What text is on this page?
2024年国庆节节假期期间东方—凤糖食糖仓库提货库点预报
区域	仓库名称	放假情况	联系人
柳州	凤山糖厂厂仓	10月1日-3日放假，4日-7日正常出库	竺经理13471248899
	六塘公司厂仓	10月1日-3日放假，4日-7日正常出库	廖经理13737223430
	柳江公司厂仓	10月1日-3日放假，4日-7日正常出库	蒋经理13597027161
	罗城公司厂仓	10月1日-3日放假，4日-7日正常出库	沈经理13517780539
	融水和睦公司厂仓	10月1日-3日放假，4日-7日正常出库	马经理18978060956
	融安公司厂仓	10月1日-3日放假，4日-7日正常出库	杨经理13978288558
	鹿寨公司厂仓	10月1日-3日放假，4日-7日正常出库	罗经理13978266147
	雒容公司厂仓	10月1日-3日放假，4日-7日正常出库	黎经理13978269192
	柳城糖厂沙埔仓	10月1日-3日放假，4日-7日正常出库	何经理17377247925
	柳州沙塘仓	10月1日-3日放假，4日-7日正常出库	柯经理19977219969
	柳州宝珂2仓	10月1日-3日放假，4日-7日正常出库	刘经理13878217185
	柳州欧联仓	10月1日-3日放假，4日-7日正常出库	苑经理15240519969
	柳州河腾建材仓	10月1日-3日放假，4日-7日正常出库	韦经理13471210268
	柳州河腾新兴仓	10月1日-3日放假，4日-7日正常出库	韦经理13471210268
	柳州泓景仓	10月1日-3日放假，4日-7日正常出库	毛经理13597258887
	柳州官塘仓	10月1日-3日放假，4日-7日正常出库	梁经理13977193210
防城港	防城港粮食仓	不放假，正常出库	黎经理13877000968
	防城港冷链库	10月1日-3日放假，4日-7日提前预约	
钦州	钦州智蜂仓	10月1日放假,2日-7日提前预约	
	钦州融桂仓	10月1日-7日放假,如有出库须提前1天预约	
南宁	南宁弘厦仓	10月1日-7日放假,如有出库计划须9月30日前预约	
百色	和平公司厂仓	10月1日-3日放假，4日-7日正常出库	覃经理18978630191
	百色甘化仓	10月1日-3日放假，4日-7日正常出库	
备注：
####
→ Exercise instructions: The records above must be repeated exactly, every one of them.

→ Response to the task:
What text is on this page?
2024年国庆节节假期期间东方—凤糖食糖仓库提货库点预报
区域	仓库名称	放假情况	联系人
柳州	凤山糖厂厂仓	10月1日-3日放假，4日-7日正常出库	竺经理13471248899
	六塘公司厂仓	10月1日-3日放假，4日-7日正常出库	廖经理13737223430
	柳江公司厂仓	10月1日-3日放假，4日-7日正常出库	蒋经理13597027161
	罗城公司厂仓	10月1日-3日放假，4日-7日正常出库	沈经理13517780539
	融水和睦公司厂仓	10月1日-3日放假，4日-7日正常出库	马经理18978060956
	融安公司厂仓	10月1日-3日放假，4日-7日正常出库	杨经理13978288558
	鹿寨公司厂仓	10月1日-3日放假，4日-7日正常出库	罗经理13978266147
	雒容公司厂仓	10月1日-3日放假，4日-7日正常出库	黎经理13978269192
	柳城糖厂沙埔仓	10月1日-3日放假，4日-7日正常出库	何经理17377247925
	柳州沙塘仓	10月1日-3日放假，4日-7日正常出库	柯经理19977219969
	柳州宝珂2仓	10月1日-3日放假，4日-7日正常出库	刘经理13878217185
	柳州欧联仓	10月1日-3日放假，4日-7日正常出库	苑经理15240519969
	柳州河腾建材仓	10月1日-3日放假，4日-7日正常出库	韦经理13471210268
	柳州河腾新兴仓	10月1日-3日放假，4日-7日正常出库	韦经理13471210268
	柳州泓景仓	10月1日-3日放假，4日-7日正常出库	毛经理13597258887
	柳州官塘仓	10月1日-3日放假，4日-7日正常出库	梁经理13977193210
防城港	防城港粮食仓	不放假，正常出库	黎经理13877000968
	防城港冷链库	10月1日-3日放假，4日-7日提前预约	
钦州	钦州智蜂仓	10月1日放假,2日-7日提前预约	
	钦州融桂仓	10月1日-7日放假,如有出库须提前1天预约	
南宁	南宁弘厦仓	10月1日-7日放假,如有出库计划须9月30日前预约	
百色	和平公司厂仓	10月1日-3日放假，4日-7日正常出库	覃经理18978630191
	百色甘化仓	10月1日-3日放假，4日-7日正常出库	
备注：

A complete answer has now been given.